SUPPLIED RECORDS:
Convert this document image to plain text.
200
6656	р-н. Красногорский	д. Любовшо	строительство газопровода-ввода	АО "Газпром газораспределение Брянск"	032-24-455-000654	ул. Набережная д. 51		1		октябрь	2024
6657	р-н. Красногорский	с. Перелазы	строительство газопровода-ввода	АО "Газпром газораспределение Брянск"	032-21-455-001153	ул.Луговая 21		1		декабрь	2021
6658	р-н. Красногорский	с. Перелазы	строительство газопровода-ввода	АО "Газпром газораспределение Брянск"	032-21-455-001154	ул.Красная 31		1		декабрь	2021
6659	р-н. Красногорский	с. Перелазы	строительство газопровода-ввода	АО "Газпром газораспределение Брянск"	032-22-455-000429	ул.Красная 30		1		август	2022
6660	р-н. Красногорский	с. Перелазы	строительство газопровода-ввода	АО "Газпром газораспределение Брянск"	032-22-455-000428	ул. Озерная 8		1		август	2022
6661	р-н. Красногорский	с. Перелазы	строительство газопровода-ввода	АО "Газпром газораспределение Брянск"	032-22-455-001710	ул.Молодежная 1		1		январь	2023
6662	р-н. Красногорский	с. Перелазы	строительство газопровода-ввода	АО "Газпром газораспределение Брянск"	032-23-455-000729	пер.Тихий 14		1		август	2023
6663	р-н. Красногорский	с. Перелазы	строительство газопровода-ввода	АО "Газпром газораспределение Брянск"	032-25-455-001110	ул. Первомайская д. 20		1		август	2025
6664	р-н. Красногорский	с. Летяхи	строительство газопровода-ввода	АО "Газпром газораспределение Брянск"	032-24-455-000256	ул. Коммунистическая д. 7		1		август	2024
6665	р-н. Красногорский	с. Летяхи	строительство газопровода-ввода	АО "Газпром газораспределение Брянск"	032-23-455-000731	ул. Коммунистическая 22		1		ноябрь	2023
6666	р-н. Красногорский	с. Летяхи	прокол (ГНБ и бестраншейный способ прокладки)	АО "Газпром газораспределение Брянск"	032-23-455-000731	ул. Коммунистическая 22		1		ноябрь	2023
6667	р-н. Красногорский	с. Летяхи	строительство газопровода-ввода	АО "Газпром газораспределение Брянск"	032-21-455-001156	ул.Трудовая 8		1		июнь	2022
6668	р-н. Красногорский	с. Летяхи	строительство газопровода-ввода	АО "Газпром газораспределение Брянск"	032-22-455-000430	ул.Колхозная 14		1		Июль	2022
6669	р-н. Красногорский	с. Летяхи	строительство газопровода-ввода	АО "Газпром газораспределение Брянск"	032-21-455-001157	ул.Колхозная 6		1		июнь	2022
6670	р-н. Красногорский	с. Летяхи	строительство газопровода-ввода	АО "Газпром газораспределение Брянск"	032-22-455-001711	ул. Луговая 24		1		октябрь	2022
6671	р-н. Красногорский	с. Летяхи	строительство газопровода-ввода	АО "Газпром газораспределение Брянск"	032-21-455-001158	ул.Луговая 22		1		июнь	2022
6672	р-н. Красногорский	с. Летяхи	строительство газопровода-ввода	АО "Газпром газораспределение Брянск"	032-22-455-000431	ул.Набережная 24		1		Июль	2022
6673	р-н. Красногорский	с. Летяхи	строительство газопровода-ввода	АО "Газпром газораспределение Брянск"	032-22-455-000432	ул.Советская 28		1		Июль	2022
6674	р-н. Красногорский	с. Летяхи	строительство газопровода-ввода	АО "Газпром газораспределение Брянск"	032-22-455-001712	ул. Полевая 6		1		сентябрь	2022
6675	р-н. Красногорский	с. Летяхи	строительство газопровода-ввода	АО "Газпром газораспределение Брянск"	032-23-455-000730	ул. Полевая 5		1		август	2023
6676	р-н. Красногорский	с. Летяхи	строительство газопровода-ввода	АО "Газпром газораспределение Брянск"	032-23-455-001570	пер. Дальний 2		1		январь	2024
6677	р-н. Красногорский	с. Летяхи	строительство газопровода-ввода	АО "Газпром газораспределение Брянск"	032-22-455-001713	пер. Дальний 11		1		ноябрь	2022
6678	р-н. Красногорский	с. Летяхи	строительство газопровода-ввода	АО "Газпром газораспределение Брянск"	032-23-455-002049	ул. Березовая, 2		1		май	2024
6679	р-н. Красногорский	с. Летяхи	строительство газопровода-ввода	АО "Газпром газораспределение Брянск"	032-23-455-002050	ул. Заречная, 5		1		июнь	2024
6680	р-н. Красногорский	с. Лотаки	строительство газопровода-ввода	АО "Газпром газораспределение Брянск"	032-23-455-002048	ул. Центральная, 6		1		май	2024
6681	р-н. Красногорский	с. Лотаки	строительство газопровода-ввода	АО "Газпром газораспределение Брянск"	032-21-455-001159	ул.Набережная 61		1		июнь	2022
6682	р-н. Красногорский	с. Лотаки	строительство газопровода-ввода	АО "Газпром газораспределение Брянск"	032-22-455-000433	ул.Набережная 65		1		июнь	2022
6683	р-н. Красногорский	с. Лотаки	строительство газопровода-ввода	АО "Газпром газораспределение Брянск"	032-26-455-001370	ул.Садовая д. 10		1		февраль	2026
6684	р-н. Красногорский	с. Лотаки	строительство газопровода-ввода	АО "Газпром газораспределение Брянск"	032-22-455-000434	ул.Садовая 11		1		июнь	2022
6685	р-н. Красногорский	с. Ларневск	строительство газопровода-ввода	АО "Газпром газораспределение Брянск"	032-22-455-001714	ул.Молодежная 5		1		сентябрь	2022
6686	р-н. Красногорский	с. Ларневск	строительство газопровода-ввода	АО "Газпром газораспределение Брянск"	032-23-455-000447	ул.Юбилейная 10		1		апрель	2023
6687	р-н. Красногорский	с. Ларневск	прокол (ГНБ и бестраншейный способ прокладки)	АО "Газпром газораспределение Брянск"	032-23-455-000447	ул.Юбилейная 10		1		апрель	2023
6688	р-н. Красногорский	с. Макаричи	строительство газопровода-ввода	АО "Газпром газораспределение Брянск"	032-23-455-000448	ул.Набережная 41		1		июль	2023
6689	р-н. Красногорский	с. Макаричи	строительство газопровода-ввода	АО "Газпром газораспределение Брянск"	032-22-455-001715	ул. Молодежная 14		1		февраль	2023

WHAT IS BEING ASKED:
Write the number of lines containing the word "декабрь" and nothing besides it.

TASK ANSWER:
2